--- begin Data records ---
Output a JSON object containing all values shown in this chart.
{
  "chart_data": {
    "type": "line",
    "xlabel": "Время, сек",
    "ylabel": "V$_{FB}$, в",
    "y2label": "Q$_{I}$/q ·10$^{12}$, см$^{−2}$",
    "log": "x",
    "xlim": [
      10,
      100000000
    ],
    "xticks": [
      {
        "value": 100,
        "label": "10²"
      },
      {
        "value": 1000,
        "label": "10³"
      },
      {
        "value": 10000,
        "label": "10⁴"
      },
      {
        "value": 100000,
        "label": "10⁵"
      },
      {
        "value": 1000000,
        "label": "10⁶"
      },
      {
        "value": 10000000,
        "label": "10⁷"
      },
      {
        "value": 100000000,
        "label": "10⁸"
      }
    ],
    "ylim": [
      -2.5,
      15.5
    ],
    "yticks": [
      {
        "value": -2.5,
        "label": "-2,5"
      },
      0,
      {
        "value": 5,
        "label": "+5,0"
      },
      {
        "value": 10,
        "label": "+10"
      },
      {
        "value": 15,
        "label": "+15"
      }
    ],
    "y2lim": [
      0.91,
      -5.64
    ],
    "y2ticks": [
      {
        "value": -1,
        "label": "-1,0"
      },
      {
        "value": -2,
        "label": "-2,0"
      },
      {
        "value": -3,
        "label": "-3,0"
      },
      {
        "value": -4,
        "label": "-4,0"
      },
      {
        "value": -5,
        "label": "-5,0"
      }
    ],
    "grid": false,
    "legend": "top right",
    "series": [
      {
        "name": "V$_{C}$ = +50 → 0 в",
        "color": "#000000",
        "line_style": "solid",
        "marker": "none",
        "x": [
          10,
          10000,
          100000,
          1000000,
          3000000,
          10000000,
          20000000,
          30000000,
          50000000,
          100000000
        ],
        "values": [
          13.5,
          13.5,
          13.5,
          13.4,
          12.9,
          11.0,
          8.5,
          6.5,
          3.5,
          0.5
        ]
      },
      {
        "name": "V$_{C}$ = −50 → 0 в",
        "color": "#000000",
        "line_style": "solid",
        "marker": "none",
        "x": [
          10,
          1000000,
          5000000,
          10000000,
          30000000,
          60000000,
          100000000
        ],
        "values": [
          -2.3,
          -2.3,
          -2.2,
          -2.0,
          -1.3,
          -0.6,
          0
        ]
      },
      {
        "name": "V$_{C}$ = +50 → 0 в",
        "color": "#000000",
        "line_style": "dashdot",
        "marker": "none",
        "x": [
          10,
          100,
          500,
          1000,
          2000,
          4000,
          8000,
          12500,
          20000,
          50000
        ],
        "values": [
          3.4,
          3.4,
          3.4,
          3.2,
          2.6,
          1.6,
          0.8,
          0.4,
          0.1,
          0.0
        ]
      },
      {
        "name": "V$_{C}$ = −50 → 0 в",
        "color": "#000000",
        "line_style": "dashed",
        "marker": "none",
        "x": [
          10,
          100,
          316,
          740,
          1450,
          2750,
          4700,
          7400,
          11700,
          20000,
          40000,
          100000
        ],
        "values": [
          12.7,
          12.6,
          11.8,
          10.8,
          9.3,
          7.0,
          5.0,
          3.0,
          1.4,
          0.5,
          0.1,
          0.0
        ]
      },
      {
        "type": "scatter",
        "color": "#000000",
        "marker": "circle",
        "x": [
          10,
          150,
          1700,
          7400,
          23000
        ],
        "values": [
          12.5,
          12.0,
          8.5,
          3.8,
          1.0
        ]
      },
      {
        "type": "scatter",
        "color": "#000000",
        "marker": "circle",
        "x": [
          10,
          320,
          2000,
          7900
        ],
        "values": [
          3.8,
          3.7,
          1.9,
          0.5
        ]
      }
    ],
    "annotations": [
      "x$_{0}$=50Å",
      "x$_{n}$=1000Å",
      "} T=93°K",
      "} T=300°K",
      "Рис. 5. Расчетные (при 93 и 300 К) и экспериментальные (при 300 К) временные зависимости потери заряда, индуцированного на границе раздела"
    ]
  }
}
--- end Data records ---
The problem: Restate every entry word for word.

Reply:
Output a JSON object containing all values shown in this chart.
{
  "chart_data": {
    "type": "line",
    "xlabel": "Время, сек",
    "ylabel": "V$_{FB}$, в",
    "y2label": "Q$_{I}$/q ·10$^{12}$, см$^{−2}$",
    "log": "x",
    "xlim": [
      10,
      100000000
    ],
    "xticks": [
      {
        "value": 100,
        "label": "10²"
      },
      {
        "value": 1000,
        "label": "10³"
      },
      {
        "value": 10000,
        "label": "10⁴"
      },
      {
        "value": 100000,
        "label": "10⁵"
      },
      {
        "value": 1000000,
        "label": "10⁶"
      },
      {
        "value": 10000000,
        "label": "10⁷"
      },
      {
        "value": 100000000,
        "label": "10⁸"
      }
    ],
    "ylim": [
      -2.5,
      15.5
    ],
    "yticks": [
      {
        "value": -2.5,
        "label": "-2,5"
      },
      0,
      {
        "value": 5,
        "label": "+5,0"
      },
      {
        "value": 10,
        "label": "+10"
      },
      {
        "value": 15,
        "label": "+15"
      }
    ],
    "y2lim": [
      0.91,
      -5.64
    ],
    "y2ticks": [
      {
        "value": -1,
        "label": "-1,0"
      },
      {
        "value": -2,
        "label": "-2,0"
      },
      {
        "value": -3,
        "label": "-3,0"
      },
      {
        "value": -4,
        "label": "-4,0"
      },
      {
        "value": -5,
        "label": "-5,0"
      }
    ],
    "grid": false,
    "legend": "top right",
    "series": [
      {
        "name": "V$_{C}$ = +50 → 0 в",
        "color": "#000000",
        "line_style": "solid",
        "marker": "none",
        "x": [
          10,
          10000,
          100000,
          1000000,
          3000000,
          10000000,
          20000000,
          30000000,
          50000000,
          100000000
        ],
        "values": [
          13.5,
          13.5,
          13.5,
          13.4,
          12.9,
          11.0,
          8.5,
          6.5,
          3.5,
          0.5
        ]
      },
      {
        "name": "V$_{C}$ = −50 → 0 в",
        "color": "#000000",
        "line_style": "solid",
        "marker": "none",
        "x": [
          10,
          1000000,
          5000000,
          10000000,
          30000000,
          60000000,
          100000000
        ],
        "values": [
          -2.3,
          -2.3,
          -2.2,
          -2.0,
          -1.3,
          -0.6,
          0
        ]
      },
      {
        "name": "V$_{C}$ = +50 → 0 в",
        "color": "#000000",
        "line_style": "dashdot",
        "marker": "none",
        "x": [
          10,
          100,
          500,
          1000,
          2000,
          4000,
          8000,
          12500,
          20000,
          50000
        ],
        "values": [
          3.4,
          3.4,
          3.4,
          3.2,
          2.6,
          1.6,
          0.8,
          0.4,
          0.1,
          0.0
        ]
      },
      {
        "name": "V$_{C}$ = −50 → 0 в",
        "color": "#000000",
        "line_style": "dashed",
        "marker": "none",
        "x": [
          10,
          100,
          316,
          740,
          1450,
          2750,
          4700,
          7400,
          11700,
          20000,
          40000,
          100000
        ],
        "values": [
          12.7,
          12.6,
          11.8,
          10.8,
          9.3,
          7.0,
          5.0,
          3.0,
          1.4,
          0.5,
          0.1,
          0.0
        ]
      },
      {
        "type": "scatter",
        "color": "#000000",
        "marker": "circle",
        "x": [
          10,
          150,
          1700,
          7400,
          23000
        ],
        "values": [
          12.5,
          12.0,
          8.5,
          3.8,
          1.0
        ]
      },
      {
        "type": "scatter",
        "color": "#000000",
        "marker": "circle",
        "x": [
          10,
          320,
          2000,
          7900
        ],
        "values": [
          3.8,
          3.7,
          1.9,
          0.5
        ]
      }
    ],
    "annotations": [
      "x$_{0}$=50Å",
      "x$_{n}$=1000Å",
      "} T=93°K",
      "} T=300°K",
      "Рис. 5. Расчетные (при 93 и 300 К) и экспериментальные (при 300 К) временные зависимости потери заряда, индуцированного на границе раздела"
    ]
  }
}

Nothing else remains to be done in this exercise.